• TASK STATEMENT
An exact reproduction of the records is required, with all images left out.

• AVAILABLE RECORDS
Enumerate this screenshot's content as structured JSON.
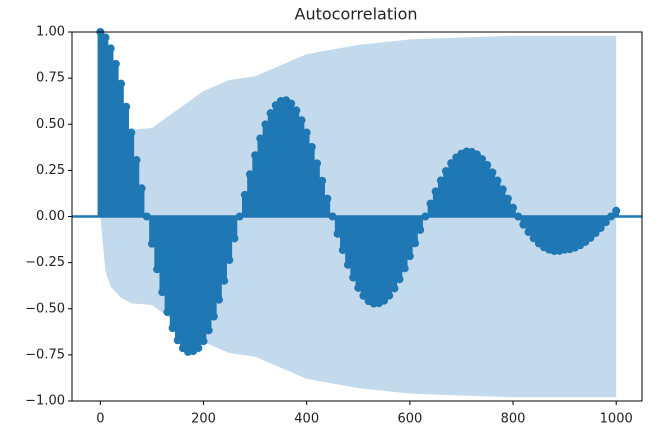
{
  "chart_data": {
    "type": "stem",
    "title": "Autocorrelation",
    "xlim": [
      -55,
      1050
    ],
    "ylim": [
      -1,
      1
    ],
    "xticks": [
      0,
      200,
      400,
      600,
      800,
      1000
    ],
    "yticks": [
      {
        "value": 1,
        "label": "1.00"
      },
      {
        "value": 0.75,
        "label": "0.75"
      },
      {
        "value": 0.5,
        "label": "0.50"
      },
      {
        "value": 0.25,
        "label": "0.25"
      },
      {
        "value": 0,
        "label": "0.00"
      },
      {
        "value": -0.25,
        "label": "−0.25"
      },
      {
        "value": -0.5,
        "label": "−0.50"
      },
      {
        "value": -0.75,
        "label": "−0.75"
      },
      {
        "value": -1,
        "label": "−1.00"
      }
    ],
    "series": [
      {
        "color": "#1f77b4",
        "x": [
          0,
          10,
          20,
          30,
          40,
          50,
          60,
          70,
          80,
          90,
          100,
          110,
          120,
          130,
          140,
          150,
          160,
          170,
          180,
          190,
          200,
          210,
          220,
          230,
          240,
          250,
          260,
          270,
          280,
          290,
          300,
          310,
          320,
          330,
          340,
          350,
          360,
          370,
          380,
          390,
          400,
          410,
          420,
          430,
          440,
          450,
          460,
          470,
          480,
          490,
          500,
          510,
          520,
          530,
          540,
          550,
          560,
          570,
          580,
          590,
          600,
          610,
          620,
          630,
          640,
          650,
          660,
          670,
          680,
          690,
          700,
          710,
          720,
          730,
          740,
          750,
          760,
          770,
          780,
          790,
          800,
          810,
          820,
          830,
          840,
          850,
          860,
          870,
          880,
          890,
          900,
          910,
          920,
          930,
          940,
          950,
          960,
          970,
          980,
          990,
          1000
        ],
        "values": [
          1.0,
          0.97,
          0.911,
          0.827,
          0.72,
          0.595,
          0.455,
          0.306,
          0.153,
          0,
          -0.148,
          -0.286,
          -0.41,
          -0.518,
          -0.605,
          -0.671,
          -0.714,
          -0.734,
          -0.73,
          -0.713,
          -0.676,
          -0.617,
          -0.542,
          -0.451,
          -0.348,
          -0.236,
          -0.119,
          0,
          0.117,
          0.229,
          0.332,
          0.423,
          0.499,
          0.56,
          0.603,
          0.626,
          0.63,
          0.612,
          0.575,
          0.522,
          0.455,
          0.377,
          0.288,
          0.194,
          0.097,
          0,
          -0.094,
          -0.182,
          -0.262,
          -0.331,
          -0.387,
          -0.43,
          -0.459,
          -0.472,
          -0.47,
          -0.456,
          -0.429,
          -0.39,
          -0.34,
          -0.281,
          -0.215,
          -0.145,
          -0.073,
          0,
          0.07,
          0.136,
          0.195,
          0.246,
          0.289,
          0.32,
          0.341,
          0.352,
          0.35,
          0.336,
          0.311,
          0.279,
          0.239,
          0.195,
          0.147,
          0.097,
          0.048,
          0,
          -0.044,
          -0.084,
          -0.118,
          -0.146,
          -0.167,
          -0.18,
          -0.187,
          -0.186,
          -0.18,
          -0.177,
          -0.169,
          -0.156,
          -0.138,
          -0.116,
          -0.09,
          -0.062,
          -0.031,
          0,
          0.031
        ]
      }
    ],
    "confidence_band": {
      "color": "#c3d9ec",
      "x": [
        0,
        10,
        20,
        40,
        60,
        100,
        150,
        200,
        250,
        300,
        350,
        400,
        500,
        600,
        700,
        800,
        900,
        1000
      ],
      "upper": [
        0,
        0.3,
        0.38,
        0.44,
        0.47,
        0.48,
        0.58,
        0.68,
        0.74,
        0.76,
        0.82,
        0.88,
        0.93,
        0.96,
        0.97,
        0.98,
        0.98,
        0.98
      ],
      "lower": [
        0,
        -0.3,
        -0.38,
        -0.44,
        -0.47,
        -0.48,
        -0.58,
        -0.68,
        -0.74,
        -0.76,
        -0.82,
        -0.88,
        -0.93,
        -0.96,
        -0.97,
        -0.98,
        -0.98,
        -0.98
      ]
    }
  }
}
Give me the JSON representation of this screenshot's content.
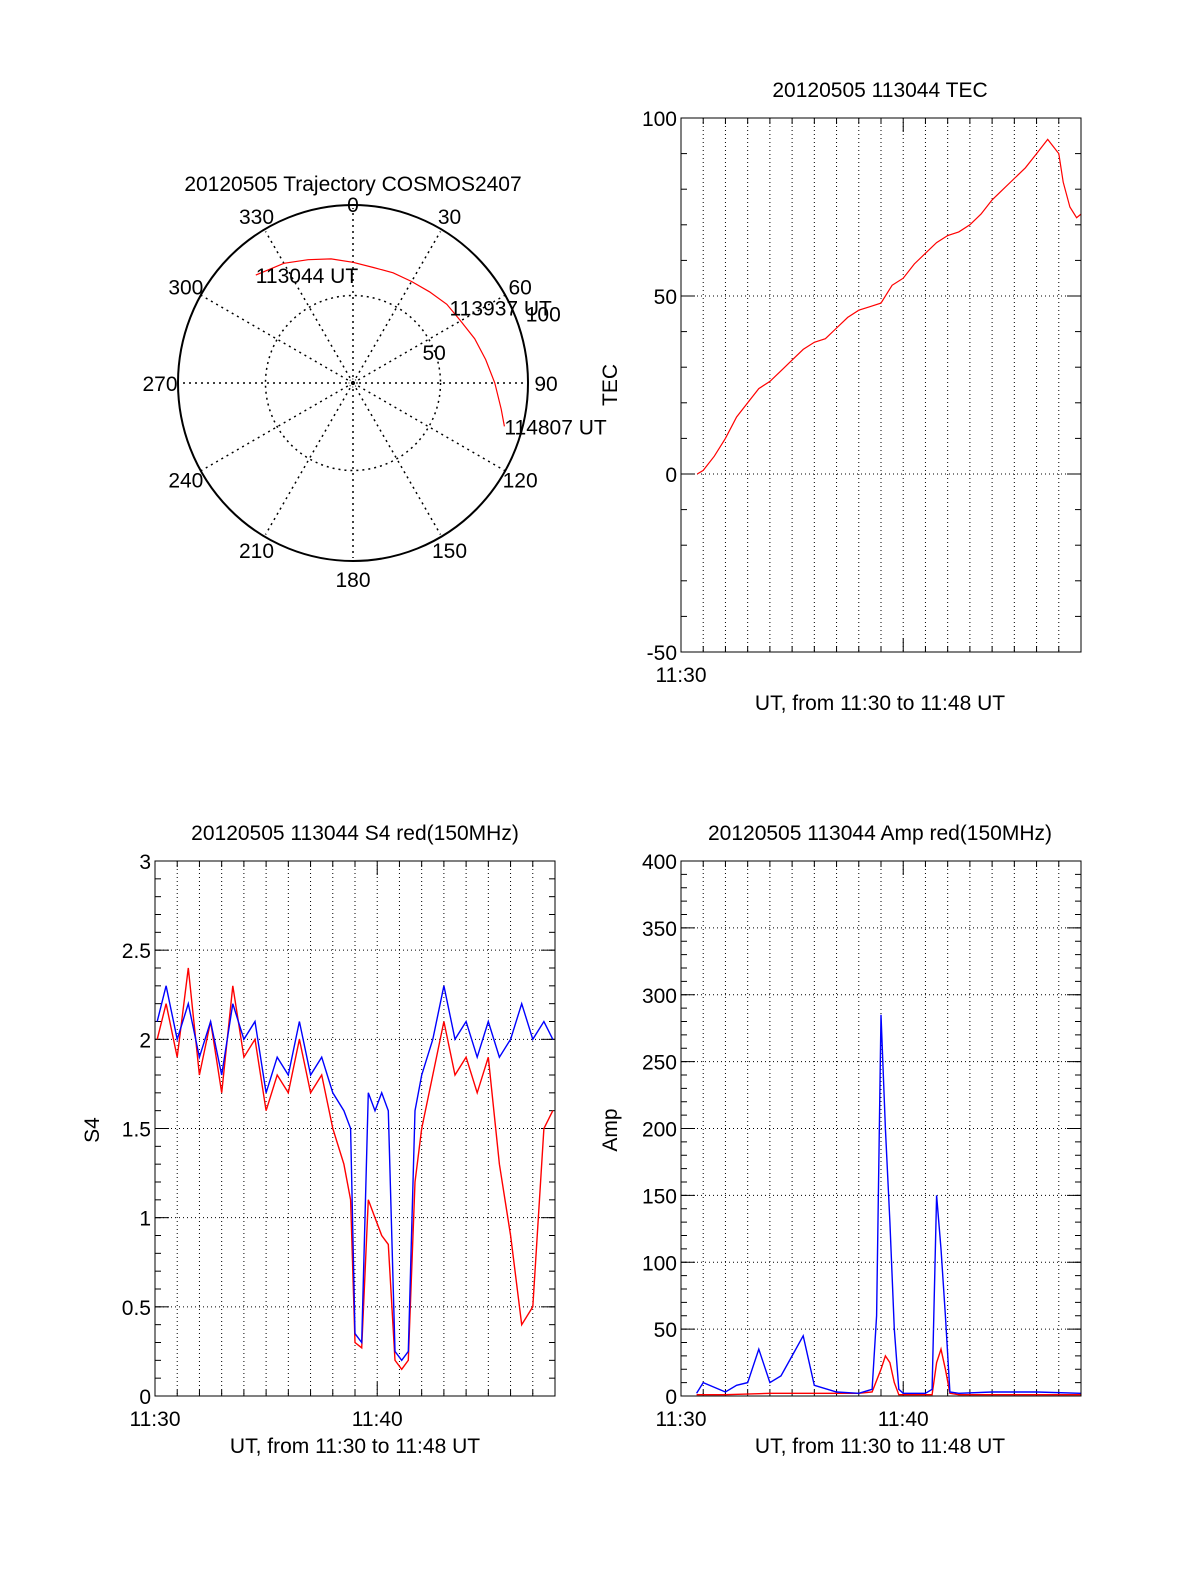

• TASK RESPONSE
Enumerate this screenshot's content as structured JSON.
{
  "chart_data": {
    "type": "stem",
    "title": "Autocorrelation",
    "xlim": [
      -55,
      1050
    ],
    "ylim": [
      -1,
      1
    ],
    "xticks": [
      0,
      200,
      400,
      600,
      800,
      1000
    ],
    "yticks": [
      {
        "value": 1,
        "label": "1.00"
      },
      {
        "value": 0.75,
        "label": "0.75"
      },
      {
        "value": 0.5,
        "label": "0.50"
      },
      {
        "value": 0.25,
        "label": "0.25"
      },
      {
        "value": 0,
        "label": "0.00"
      },
      {
        "value": -0.25,
        "label": "−0.25"
      },
      {
        "value": -0.5,
        "label": "−0.50"
      },
      {
        "value": -0.75,
        "label": "−0.75"
      },
      {
        "value": -1,
        "label": "−1.00"
      }
    ],
    "series": [
      {
        "color": "#1f77b4",
        "x": [
          0,
          10,
          20,
          30,
          40,
          50,
          60,
          70,
          80,
          90,
          100,
          110,
          120,
          130,
          140,
          150,
          160,
          170,
          180,
          190,
          200,
          210,
          220,
          230,
          240,
          250,
          260,
          270,
          280,
          290,
          300,
          310,
          320,
          330,
          340,
          350,
          360,
          370,
          380,
          390,
          400,
          410,
          420,
          430,
          440,
          450,
          460,
          470,
          480,
          490,
          500,
          510,
          520,
          530,
          540,
          550,
          560,
          570,
          580,
          590,
          600,
          610,
          620,
          630,
          640,
          650,
          660,
          670,
          680,
          690,
          700,
          710,
          720,
          730,
          740,
          750,
          760,
          770,
          780,
          790,
          800,
          810,
          820,
          830,
          840,
          850,
          860,
          870,
          880,
          890,
          900,
          910,
          920,
          930,
          940,
          950,
          960,
          970,
          980,
          990,
          1000
        ],
        "values": [
          1.0,
          0.97,
          0.911,
          0.827,
          0.72,
          0.595,
          0.455,
          0.306,
          0.153,
          0,
          -0.148,
          -0.286,
          -0.41,
          -0.518,
          -0.605,
          -0.671,
          -0.714,
          -0.734,
          -0.73,
          -0.713,
          -0.676,
          -0.617,
          -0.542,
          -0.451,
          -0.348,
          -0.236,
          -0.119,
          0,
          0.117,
          0.229,
          0.332,
          0.423,
          0.499,
          0.56,
          0.603,
          0.626,
          0.63,
          0.612,
          0.575,
          0.522,
          0.455,
          0.377,
          0.288,
          0.194,
          0.097,
          0,
          -0.094,
          -0.182,
          -0.262,
          -0.331,
          -0.387,
          -0.43,
          -0.459,
          -0.472,
          -0.47,
          -0.456,
          -0.429,
          -0.39,
          -0.34,
          -0.281,
          -0.215,
          -0.145,
          -0.073,
          0,
          0.07,
          0.136,
          0.195,
          0.246,
          0.289,
          0.32,
          0.341,
          0.352,
          0.35,
          0.336,
          0.311,
          0.279,
          0.239,
          0.195,
          0.147,
          0.097,
          0.048,
          0,
          -0.044,
          -0.084,
          -0.118,
          -0.146,
          -0.167,
          -0.18,
          -0.187,
          -0.186,
          -0.18,
          -0.177,
          -0.169,
          -0.156,
          -0.138,
          -0.116,
          -0.09,
          -0.062,
          -0.031,
          0,
          0.031
        ]
      }
    ],
    "confidence_band": {
      "color": "#c3d9ec",
      "x": [
        0,
        10,
        20,
        40,
        60,
        100,
        150,
        200,
        250,
        300,
        350,
        400,
        500,
        600,
        700,
        800,
        900,
        1000
      ],
      "upper": [
        0,
        0.3,
        0.38,
        0.44,
        0.47,
        0.48,
        0.58,
        0.68,
        0.74,
        0.76,
        0.82,
        0.88,
        0.93,
        0.96,
        0.97,
        0.98,
        0.98,
        0.98
      ],
      "lower": [
        0,
        -0.3,
        -0.38,
        -0.44,
        -0.47,
        -0.48,
        -0.58,
        -0.68,
        -0.74,
        -0.76,
        -0.82,
        -0.88,
        -0.93,
        -0.96,
        -0.97,
        -0.98,
        -0.98,
        -0.98
      ]
    }
  }
}
Give me the JSON representation of this screenshot's content.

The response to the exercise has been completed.